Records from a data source

━━━━━━

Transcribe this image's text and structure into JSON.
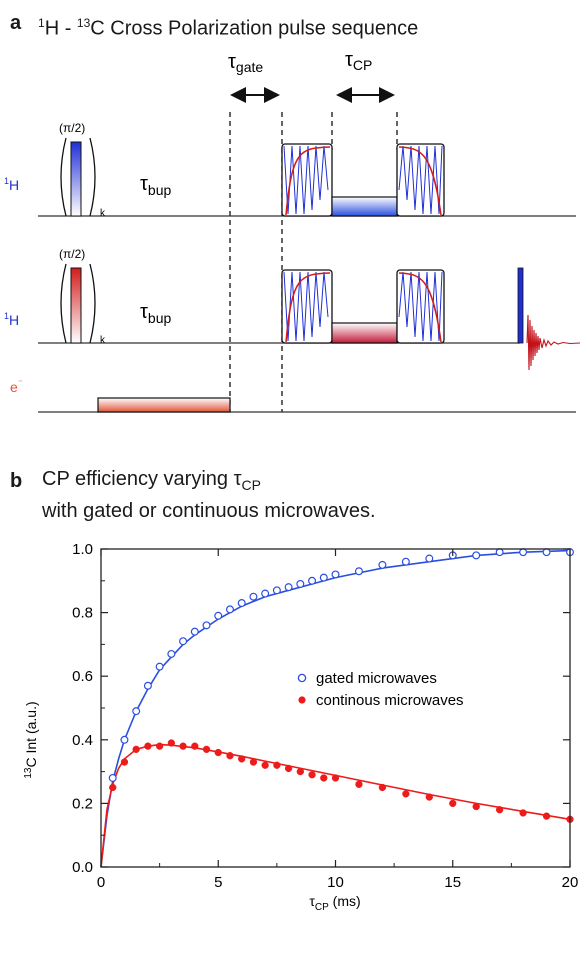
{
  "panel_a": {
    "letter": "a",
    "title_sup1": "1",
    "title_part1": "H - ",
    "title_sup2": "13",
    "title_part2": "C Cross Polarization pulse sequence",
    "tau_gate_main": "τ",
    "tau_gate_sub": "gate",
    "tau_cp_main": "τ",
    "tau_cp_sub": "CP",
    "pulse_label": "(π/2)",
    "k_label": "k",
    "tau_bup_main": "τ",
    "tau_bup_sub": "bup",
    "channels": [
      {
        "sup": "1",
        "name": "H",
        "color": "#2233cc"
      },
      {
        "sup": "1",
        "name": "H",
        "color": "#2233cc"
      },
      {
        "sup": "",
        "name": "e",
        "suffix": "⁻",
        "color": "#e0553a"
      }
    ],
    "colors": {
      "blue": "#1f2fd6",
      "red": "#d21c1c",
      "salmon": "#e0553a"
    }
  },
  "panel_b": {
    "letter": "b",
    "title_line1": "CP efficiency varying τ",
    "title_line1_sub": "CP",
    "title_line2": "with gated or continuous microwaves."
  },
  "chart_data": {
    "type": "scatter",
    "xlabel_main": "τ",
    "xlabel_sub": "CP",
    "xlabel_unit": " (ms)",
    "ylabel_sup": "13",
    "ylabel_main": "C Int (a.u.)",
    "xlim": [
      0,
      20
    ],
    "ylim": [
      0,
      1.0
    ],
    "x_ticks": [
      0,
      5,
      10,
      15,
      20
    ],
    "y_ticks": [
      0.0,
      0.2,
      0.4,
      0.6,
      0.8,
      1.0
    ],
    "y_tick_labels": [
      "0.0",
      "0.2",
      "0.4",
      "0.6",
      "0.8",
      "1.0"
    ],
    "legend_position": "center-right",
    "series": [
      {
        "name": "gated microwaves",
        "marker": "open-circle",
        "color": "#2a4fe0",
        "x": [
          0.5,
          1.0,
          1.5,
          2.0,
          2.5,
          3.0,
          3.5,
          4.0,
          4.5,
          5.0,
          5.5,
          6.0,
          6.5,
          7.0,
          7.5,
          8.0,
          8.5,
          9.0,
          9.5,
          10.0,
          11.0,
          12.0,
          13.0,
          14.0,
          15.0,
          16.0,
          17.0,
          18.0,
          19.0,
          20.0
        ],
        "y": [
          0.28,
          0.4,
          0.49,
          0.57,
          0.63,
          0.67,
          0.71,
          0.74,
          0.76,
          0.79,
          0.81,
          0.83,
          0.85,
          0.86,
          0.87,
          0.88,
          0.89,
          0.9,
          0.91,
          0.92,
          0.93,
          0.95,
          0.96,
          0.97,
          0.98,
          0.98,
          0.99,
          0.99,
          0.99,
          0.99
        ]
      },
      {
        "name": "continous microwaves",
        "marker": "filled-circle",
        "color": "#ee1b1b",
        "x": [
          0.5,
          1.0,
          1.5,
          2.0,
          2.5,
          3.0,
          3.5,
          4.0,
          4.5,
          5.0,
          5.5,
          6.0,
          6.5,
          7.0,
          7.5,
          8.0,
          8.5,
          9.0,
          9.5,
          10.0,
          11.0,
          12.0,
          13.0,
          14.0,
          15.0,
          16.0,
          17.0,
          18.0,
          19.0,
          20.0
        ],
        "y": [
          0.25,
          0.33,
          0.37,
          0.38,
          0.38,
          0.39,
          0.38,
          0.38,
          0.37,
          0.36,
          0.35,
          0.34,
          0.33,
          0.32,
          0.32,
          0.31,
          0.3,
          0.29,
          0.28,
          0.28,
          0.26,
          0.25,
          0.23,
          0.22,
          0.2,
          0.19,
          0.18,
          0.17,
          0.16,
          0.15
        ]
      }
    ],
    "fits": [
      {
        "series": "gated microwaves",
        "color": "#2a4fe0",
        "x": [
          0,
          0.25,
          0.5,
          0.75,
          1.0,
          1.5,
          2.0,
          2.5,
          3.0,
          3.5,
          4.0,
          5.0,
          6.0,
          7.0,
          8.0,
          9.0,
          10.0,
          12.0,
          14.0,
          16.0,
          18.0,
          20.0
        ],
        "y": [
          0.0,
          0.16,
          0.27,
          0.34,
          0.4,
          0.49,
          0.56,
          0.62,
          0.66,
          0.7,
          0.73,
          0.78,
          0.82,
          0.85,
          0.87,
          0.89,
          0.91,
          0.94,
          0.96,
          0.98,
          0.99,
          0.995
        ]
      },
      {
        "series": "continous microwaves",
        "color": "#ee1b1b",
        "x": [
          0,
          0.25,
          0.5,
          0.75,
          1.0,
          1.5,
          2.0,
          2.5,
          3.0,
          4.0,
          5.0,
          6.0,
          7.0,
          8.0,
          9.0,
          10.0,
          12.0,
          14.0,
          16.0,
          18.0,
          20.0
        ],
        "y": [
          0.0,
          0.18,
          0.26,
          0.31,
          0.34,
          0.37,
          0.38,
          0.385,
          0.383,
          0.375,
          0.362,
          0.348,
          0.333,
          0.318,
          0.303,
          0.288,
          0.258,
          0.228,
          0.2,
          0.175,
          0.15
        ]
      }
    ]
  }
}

━━━━━━

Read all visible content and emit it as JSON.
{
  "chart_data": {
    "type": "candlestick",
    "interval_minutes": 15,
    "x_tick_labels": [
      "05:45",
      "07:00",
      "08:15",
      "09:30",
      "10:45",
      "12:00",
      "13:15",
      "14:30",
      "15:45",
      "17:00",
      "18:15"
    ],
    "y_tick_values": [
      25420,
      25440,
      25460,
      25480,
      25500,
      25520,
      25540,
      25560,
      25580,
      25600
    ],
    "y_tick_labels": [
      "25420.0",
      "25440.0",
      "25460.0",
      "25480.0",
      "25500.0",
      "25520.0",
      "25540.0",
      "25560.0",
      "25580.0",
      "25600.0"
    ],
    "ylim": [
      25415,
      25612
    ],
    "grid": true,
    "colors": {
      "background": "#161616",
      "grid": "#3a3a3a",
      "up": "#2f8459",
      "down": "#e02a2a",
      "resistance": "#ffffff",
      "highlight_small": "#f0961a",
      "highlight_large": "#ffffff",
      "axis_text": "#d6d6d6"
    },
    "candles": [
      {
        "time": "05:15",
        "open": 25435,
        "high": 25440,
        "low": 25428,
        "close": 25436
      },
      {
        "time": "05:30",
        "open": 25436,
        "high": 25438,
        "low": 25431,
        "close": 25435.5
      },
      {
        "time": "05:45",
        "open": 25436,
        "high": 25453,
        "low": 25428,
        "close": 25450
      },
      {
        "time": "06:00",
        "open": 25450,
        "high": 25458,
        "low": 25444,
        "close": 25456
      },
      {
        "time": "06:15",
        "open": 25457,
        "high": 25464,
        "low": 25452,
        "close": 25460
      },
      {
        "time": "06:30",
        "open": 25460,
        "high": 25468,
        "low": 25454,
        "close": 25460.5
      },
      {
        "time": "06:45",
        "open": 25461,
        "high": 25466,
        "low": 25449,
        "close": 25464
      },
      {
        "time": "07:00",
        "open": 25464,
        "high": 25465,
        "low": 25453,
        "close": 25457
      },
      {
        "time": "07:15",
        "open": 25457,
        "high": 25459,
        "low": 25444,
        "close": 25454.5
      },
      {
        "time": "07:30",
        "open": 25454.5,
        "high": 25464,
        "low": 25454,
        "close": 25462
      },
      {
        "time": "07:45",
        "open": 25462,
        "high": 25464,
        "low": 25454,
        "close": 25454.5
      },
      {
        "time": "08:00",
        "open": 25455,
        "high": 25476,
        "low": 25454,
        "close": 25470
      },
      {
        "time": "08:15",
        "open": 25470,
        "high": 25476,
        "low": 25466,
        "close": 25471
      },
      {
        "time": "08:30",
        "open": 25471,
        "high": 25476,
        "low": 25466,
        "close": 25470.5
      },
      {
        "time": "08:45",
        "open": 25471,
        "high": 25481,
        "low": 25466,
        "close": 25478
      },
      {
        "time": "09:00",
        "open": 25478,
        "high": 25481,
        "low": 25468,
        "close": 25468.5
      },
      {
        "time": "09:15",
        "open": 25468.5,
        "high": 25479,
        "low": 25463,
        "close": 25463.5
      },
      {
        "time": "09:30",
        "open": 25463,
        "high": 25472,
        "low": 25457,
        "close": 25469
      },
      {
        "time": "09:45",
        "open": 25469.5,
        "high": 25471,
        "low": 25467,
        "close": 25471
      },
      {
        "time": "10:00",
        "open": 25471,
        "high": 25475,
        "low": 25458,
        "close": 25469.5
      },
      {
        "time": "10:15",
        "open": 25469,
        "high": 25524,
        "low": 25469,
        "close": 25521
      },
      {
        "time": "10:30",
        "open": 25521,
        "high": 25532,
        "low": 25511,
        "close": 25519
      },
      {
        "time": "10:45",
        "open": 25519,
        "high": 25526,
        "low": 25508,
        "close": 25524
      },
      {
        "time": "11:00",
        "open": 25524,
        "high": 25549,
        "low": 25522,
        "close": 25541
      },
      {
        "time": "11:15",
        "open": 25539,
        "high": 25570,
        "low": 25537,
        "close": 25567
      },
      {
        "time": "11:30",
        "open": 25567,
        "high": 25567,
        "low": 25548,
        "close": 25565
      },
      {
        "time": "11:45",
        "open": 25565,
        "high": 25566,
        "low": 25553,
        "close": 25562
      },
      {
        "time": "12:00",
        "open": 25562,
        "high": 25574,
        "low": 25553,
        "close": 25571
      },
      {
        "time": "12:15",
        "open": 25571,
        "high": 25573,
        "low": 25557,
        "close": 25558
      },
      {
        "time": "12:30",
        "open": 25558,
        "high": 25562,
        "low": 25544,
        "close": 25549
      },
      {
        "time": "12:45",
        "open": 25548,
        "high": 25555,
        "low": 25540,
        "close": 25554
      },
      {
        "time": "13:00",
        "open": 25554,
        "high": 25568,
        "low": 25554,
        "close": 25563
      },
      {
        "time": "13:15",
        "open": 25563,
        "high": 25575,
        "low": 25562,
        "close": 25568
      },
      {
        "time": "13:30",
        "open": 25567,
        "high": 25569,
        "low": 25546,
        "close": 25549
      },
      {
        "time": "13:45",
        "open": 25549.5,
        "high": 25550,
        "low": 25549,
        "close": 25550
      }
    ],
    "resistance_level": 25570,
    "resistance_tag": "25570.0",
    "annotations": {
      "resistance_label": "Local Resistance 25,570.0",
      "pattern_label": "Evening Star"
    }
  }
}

━━━━━━

• [Directions]:
Extract every line above containing the word "continous".

• [The result]:
        "name": "continous microwaves",
        "series": "continous microwaves",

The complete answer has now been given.